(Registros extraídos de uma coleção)
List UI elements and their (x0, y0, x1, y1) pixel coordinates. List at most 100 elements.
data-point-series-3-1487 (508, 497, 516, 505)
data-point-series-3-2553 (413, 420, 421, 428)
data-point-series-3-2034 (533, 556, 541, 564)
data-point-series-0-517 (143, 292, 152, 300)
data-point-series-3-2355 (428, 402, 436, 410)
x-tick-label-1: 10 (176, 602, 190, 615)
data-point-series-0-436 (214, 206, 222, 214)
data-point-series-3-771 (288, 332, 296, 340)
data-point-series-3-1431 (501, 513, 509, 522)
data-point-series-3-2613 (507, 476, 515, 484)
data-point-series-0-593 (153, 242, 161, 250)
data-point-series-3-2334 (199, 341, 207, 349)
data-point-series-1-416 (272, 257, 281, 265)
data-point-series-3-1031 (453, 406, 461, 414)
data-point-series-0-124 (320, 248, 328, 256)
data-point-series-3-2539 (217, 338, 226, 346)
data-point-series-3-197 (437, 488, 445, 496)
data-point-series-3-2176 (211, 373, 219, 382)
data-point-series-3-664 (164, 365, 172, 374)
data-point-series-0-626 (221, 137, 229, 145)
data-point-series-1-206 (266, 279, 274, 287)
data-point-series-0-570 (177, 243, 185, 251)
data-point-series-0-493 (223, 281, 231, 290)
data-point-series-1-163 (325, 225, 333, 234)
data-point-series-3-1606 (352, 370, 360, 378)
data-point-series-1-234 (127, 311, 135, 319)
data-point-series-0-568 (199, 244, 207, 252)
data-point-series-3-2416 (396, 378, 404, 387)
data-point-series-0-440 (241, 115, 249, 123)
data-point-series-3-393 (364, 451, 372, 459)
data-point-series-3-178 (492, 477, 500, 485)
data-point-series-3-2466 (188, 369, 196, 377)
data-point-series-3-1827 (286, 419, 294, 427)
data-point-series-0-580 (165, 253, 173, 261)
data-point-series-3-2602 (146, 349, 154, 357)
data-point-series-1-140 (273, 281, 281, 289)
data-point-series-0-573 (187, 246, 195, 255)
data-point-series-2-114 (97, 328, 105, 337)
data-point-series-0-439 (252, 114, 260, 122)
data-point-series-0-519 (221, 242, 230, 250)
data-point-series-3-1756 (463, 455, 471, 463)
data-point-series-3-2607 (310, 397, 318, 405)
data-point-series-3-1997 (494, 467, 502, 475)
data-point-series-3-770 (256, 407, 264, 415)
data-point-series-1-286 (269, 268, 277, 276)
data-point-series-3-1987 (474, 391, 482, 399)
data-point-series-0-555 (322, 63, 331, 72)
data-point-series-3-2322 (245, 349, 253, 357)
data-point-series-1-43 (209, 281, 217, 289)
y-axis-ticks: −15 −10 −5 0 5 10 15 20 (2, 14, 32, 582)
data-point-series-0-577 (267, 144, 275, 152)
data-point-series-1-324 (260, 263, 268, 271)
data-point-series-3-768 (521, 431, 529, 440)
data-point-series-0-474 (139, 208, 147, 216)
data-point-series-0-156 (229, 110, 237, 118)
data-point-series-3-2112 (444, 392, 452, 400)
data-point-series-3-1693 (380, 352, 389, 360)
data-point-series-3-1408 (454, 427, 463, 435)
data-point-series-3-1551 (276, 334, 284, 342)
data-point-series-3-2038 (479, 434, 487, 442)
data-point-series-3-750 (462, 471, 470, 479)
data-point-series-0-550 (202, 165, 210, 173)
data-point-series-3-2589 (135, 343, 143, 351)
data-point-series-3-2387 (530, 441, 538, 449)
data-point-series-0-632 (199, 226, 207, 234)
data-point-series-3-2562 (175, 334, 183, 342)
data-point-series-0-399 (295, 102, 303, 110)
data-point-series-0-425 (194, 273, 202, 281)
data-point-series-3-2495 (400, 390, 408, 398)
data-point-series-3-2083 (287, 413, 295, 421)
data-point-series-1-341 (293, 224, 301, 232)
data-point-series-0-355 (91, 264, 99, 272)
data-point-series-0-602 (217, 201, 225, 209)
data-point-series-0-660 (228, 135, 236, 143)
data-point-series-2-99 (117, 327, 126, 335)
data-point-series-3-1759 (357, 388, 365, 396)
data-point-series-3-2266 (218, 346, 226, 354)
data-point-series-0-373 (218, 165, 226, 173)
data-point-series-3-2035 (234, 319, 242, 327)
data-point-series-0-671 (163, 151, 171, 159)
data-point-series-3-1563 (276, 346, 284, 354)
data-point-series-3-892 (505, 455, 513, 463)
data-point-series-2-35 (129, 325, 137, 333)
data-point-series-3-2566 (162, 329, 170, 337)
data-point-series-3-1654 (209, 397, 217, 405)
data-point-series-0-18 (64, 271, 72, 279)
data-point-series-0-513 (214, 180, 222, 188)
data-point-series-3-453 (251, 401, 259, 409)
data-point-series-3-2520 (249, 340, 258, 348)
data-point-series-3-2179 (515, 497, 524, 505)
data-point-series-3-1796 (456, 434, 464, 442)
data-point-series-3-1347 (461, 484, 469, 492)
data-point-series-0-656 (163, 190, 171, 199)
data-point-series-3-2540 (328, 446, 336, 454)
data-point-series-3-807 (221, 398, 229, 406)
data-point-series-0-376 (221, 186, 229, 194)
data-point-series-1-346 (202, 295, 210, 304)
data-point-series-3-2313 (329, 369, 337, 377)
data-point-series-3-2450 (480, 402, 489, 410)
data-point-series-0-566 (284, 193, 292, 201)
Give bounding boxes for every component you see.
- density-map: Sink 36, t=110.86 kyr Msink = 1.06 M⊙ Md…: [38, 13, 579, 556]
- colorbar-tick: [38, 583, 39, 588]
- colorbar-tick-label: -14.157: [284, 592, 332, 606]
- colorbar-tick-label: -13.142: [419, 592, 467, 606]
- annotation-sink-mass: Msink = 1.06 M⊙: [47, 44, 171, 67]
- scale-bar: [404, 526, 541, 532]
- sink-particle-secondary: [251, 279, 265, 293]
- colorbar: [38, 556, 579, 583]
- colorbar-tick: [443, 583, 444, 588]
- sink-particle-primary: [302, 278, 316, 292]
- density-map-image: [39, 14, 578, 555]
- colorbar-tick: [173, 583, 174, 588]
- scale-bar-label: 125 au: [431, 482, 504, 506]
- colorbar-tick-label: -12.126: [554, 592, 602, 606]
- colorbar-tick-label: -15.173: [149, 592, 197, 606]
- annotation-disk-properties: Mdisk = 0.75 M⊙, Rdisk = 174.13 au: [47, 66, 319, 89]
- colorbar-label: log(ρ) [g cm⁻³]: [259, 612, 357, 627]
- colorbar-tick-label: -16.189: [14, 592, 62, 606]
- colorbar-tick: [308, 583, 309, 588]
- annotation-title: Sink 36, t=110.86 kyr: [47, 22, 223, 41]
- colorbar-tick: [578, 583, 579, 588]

→ OBJETIVO
Você pode dispor em lista numerada as linhas que vão do início dos registros até a linha que contém "data-point-series-3-2466 (188, 369, 196, 377)", incluindo ambas as extremidades e omitindo as linhas em branco?

→ RESOLUÇÃO
1. List UI elements and their (x0, y0, x1, y1) pixel coordinates. List at most 100 elements.
2. data-point-series-3-1487 (508, 497, 516, 505)
3. data-point-series-3-2553 (413, 420, 421, 428)
4. data-point-series-3-2034 (533, 556, 541, 564)
5. data-point-series-0-517 (143, 292, 152, 300)
6. data-point-series-3-2355 (428, 402, 436, 410)
7. x-tick-label-1: 10 (176, 602, 190, 615)
8. data-point-series-0-436 (214, 206, 222, 214)
9. data-point-series-3-771 (288, 332, 296, 340)
10. data-point-series-3-1431 (501, 513, 509, 522)
11. data-point-series-3-2613 (507, 476, 515, 484)
12. data-point-series-0-593 (153, 242, 161, 250)
13. data-point-series-3-2334 (199, 341, 207, 349)
14. data-point-series-1-416 (272, 257, 281, 265)
15. data-point-series-3-1031 (453, 406, 461, 414)
16. data-point-series-0-124 (320, 248, 328, 256)
17. data-point-series-3-2539 (217, 338, 226, 346)
18. data-point-series-3-197 (437, 488, 445, 496)
19. data-point-series-3-2176 (211, 373, 219, 382)
20. data-point-series-3-664 (164, 365, 172, 374)
21. data-point-series-0-626 (221, 137, 229, 145)
22. data-point-series-1-206 (266, 279, 274, 287)
23. data-point-series-0-570 (177, 243, 185, 251)
24. data-point-series-0-493 (223, 281, 231, 290)
25. data-point-series-1-163 (325, 225, 333, 234)
26. data-point-series-3-1606 (352, 370, 360, 378)
27. data-point-series-1-234 (127, 311, 135, 319)
28. data-point-series-0-568 (199, 244, 207, 252)
29. data-point-series-3-2416 (396, 378, 404, 387)
30. data-point-series-0-440 (241, 115, 249, 123)
31. data-point-series-3-393 (364, 451, 372, 459)
32. data-point-series-3-178 (492, 477, 500, 485)
33. data-point-series-3-2466 (188, 369, 196, 377)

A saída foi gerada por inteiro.